# [Recorded information]

○ ○ ○ ○ ○

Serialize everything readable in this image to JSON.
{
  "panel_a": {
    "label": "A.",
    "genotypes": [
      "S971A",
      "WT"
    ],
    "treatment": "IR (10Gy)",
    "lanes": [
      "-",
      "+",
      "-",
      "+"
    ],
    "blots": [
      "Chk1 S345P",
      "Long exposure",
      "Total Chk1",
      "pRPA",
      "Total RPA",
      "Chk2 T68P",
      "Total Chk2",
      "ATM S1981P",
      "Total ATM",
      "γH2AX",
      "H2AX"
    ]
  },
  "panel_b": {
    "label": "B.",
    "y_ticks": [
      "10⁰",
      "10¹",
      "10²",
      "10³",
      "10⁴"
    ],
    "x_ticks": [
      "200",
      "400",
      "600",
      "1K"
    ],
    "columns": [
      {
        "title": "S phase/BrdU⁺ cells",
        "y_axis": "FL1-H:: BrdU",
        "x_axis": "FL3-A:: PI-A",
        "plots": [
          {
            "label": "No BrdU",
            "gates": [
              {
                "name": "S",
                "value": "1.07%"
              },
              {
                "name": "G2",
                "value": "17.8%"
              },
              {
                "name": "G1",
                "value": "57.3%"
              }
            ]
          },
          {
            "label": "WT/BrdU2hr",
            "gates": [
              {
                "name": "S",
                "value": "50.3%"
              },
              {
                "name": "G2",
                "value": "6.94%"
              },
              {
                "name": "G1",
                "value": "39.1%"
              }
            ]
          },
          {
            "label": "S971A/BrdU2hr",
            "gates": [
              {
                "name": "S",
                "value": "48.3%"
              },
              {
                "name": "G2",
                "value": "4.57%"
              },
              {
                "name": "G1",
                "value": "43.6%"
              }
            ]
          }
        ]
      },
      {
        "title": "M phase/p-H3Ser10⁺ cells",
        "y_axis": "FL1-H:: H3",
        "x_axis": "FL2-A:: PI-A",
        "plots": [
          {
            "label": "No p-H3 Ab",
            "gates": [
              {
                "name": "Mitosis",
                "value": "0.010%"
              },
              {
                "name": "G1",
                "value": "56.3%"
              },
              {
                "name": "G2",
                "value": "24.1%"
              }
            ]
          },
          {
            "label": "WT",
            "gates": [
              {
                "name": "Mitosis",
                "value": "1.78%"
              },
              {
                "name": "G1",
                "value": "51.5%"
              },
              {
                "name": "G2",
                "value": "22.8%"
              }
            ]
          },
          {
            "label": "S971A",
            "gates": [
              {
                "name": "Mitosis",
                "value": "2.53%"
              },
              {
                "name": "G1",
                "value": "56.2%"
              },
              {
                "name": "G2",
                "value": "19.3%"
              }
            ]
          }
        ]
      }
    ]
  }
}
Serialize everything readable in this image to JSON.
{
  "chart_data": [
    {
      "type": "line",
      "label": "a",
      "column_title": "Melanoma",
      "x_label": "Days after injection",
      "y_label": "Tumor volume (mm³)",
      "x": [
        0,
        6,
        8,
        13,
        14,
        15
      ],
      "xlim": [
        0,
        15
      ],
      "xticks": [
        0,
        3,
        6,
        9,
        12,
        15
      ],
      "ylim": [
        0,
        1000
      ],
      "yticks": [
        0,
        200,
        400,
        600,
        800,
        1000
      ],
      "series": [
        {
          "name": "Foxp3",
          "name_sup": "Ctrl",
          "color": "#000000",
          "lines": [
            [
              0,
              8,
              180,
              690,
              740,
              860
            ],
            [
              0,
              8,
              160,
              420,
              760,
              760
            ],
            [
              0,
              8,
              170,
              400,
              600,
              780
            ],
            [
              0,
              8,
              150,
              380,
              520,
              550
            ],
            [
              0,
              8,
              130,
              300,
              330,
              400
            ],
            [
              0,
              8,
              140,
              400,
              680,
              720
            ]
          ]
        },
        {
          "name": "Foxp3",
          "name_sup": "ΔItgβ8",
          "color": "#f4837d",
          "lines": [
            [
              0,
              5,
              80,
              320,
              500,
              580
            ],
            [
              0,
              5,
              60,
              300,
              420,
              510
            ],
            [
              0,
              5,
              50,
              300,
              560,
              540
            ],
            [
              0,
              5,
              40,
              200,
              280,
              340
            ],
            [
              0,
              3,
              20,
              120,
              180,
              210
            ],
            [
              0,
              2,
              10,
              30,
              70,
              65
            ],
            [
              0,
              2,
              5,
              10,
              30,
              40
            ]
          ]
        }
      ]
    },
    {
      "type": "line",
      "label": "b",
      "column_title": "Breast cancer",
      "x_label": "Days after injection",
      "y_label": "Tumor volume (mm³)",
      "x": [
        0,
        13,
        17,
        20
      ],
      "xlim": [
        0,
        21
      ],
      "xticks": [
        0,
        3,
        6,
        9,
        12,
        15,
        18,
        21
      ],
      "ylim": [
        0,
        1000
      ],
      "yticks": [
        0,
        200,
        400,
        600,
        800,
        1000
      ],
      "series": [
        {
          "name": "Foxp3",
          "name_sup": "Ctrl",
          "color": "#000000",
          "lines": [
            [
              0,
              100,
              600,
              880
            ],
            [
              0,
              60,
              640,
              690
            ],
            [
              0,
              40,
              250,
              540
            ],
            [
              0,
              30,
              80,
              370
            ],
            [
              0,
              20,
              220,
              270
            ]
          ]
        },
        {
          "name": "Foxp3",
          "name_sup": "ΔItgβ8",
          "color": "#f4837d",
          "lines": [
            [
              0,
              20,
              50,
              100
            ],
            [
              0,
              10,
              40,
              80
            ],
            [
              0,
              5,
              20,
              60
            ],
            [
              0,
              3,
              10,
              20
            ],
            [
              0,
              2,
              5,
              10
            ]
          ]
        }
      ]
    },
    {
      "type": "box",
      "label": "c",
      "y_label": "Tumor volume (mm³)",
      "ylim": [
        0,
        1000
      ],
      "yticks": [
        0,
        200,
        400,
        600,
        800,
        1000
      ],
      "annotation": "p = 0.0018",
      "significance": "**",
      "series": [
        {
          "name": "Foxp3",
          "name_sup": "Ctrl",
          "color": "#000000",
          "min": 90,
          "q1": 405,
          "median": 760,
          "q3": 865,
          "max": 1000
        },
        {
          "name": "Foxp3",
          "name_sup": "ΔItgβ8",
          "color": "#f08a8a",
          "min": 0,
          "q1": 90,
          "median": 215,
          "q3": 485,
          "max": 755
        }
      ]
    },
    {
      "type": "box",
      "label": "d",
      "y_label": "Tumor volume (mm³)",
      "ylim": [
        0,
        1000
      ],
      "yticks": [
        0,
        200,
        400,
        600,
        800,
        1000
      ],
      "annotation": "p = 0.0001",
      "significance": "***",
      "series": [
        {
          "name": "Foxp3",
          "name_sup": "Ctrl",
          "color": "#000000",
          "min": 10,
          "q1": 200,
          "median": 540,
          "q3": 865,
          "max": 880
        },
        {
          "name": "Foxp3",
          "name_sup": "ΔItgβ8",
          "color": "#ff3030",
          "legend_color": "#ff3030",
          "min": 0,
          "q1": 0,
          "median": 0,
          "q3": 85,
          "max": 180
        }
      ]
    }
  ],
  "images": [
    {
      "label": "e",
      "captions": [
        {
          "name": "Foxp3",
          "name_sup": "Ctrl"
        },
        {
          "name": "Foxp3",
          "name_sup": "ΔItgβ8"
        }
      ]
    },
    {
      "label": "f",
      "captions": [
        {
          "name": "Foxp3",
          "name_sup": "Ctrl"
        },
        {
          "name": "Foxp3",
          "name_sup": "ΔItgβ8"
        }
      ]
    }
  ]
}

○ ○ ○ ○ ○

# [Exercise aim]
Scan the entries above, and wherever a line holds the string "cells", copy it.

# [Solution for this exercise]
        "title": "S phase/BrdU⁺ cells",
        "title": "M phase/p-H3Ser10⁺ cells",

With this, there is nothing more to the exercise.